((

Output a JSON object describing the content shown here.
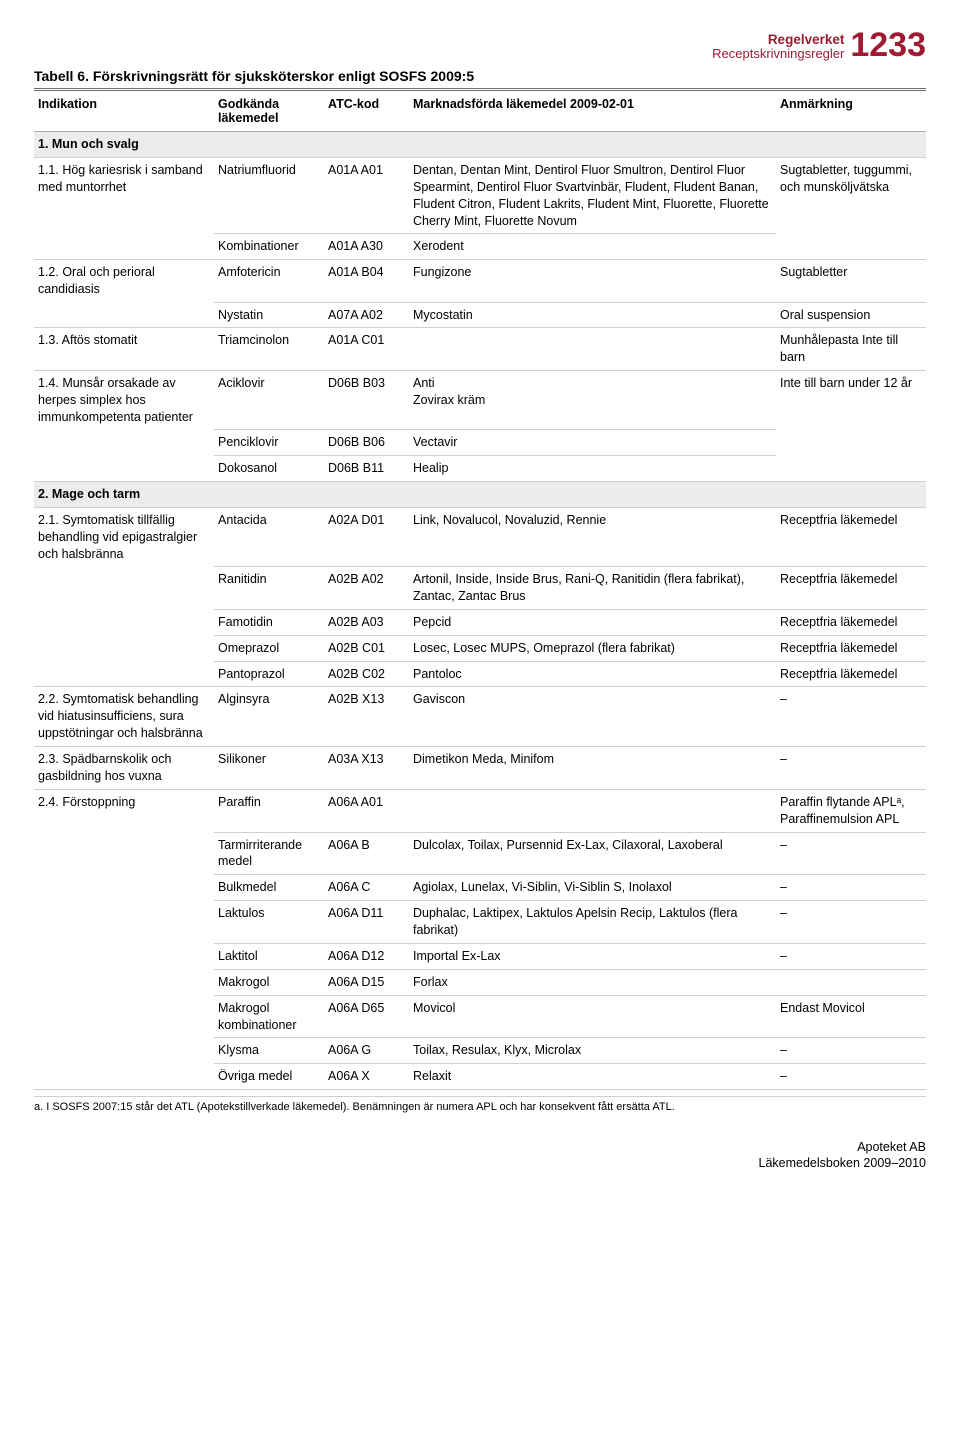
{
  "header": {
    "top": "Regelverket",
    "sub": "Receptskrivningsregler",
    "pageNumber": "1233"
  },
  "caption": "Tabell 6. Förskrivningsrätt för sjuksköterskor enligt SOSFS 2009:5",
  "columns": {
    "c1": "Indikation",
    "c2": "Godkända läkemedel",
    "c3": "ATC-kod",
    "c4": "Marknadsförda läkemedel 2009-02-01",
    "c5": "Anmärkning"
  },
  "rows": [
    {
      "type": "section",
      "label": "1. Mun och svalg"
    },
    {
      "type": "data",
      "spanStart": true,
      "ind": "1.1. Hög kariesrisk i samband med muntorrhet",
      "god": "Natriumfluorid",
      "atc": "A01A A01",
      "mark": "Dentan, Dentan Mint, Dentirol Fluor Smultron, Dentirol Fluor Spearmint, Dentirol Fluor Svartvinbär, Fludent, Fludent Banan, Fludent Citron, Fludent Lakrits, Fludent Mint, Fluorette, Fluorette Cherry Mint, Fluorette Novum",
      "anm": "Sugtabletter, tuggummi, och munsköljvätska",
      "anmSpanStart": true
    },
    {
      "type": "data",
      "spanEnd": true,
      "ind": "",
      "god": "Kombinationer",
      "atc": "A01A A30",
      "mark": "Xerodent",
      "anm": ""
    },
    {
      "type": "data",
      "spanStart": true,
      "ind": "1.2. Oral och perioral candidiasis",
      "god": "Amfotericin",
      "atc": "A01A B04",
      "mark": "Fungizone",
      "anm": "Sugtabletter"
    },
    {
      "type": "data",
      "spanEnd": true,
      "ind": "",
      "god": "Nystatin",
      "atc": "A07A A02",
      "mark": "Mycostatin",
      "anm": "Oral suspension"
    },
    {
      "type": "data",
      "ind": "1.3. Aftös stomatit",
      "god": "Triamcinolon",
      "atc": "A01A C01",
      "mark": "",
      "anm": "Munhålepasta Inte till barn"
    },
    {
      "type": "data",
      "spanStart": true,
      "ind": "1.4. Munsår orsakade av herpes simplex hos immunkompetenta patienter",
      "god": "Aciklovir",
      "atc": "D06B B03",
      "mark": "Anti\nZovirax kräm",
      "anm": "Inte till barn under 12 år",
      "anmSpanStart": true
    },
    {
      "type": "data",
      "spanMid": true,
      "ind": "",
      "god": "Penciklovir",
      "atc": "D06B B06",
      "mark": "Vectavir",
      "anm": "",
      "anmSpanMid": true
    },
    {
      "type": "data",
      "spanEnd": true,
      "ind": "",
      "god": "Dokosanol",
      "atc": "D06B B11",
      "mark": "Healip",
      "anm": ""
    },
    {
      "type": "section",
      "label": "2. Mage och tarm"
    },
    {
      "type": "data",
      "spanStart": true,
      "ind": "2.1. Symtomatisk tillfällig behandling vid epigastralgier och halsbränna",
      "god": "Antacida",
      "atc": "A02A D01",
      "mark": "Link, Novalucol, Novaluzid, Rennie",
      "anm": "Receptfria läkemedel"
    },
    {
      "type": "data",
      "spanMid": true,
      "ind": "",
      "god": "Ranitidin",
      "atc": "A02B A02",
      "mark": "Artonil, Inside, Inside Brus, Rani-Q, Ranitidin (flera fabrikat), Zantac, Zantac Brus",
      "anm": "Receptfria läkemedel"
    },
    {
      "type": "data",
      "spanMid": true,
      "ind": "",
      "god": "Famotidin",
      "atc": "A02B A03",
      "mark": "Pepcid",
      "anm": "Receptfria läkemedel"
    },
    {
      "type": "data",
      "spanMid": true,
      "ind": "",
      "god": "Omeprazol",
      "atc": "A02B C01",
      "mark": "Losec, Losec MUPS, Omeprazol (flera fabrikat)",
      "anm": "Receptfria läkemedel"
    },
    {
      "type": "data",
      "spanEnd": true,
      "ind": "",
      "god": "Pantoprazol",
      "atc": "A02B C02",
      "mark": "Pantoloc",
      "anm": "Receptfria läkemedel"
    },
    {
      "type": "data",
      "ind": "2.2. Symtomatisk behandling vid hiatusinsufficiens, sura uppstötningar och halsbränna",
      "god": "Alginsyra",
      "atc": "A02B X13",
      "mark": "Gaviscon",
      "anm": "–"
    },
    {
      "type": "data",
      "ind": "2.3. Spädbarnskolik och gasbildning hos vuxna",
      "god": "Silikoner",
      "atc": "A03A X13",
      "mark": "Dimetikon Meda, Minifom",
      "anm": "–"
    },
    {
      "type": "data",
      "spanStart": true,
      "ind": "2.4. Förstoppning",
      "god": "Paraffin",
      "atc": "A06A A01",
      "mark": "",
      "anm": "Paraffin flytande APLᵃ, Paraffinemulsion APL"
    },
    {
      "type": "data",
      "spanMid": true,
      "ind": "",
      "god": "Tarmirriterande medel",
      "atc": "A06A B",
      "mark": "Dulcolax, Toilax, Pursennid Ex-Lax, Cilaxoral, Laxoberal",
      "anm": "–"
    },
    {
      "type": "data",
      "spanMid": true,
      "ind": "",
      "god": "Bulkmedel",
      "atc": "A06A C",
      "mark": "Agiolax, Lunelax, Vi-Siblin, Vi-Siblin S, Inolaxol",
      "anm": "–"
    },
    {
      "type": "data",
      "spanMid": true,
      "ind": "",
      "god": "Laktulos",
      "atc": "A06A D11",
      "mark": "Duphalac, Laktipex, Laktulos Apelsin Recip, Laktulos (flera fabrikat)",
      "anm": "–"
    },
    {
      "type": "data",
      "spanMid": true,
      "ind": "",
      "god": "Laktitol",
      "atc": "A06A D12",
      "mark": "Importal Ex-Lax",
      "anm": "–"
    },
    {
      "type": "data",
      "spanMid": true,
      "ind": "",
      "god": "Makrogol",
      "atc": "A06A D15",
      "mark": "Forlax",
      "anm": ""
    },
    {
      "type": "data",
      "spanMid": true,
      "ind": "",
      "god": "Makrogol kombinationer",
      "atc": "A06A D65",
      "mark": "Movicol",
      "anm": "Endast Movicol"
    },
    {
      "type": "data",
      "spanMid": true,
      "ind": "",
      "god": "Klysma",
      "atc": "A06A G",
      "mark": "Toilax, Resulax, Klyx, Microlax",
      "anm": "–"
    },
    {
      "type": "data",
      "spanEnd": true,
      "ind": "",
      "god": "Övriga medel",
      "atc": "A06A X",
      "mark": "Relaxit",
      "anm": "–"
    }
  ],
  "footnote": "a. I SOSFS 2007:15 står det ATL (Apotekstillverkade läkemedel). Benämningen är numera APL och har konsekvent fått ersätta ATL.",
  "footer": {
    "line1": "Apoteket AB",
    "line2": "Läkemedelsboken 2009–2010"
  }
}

))
((

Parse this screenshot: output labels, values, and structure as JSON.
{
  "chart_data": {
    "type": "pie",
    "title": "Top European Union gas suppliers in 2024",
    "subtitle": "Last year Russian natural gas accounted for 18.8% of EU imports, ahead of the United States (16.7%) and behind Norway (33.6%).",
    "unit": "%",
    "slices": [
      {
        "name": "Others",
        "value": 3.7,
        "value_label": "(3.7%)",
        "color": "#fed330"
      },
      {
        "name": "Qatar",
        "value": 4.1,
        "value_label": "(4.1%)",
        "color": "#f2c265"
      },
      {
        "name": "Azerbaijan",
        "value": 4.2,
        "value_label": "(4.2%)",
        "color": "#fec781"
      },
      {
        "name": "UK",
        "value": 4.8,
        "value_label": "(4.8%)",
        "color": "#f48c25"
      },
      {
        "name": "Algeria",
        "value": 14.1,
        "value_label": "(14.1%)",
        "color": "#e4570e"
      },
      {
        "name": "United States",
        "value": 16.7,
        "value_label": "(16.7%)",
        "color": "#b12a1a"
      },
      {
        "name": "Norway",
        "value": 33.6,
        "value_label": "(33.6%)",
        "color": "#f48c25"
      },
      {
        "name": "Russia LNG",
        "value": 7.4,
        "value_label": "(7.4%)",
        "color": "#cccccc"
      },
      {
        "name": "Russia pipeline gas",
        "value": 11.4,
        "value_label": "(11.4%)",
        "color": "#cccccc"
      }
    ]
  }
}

))

_Work to do_
Extract every line containing the string "fabrikat" from the material.

_Written solution_
      "mark": "Artonil, Inside, Inside Brus, Rani-Q, Ranitidin (flera fabrikat), Zantac, Zantac Brus",
      "mark": "Losec, Losec MUPS, Omeprazol (flera fabrikat)",
      "mark": "Duphalac, Laktipex, Laktulos Apelsin Recip, Laktulos (flera fabrikat)",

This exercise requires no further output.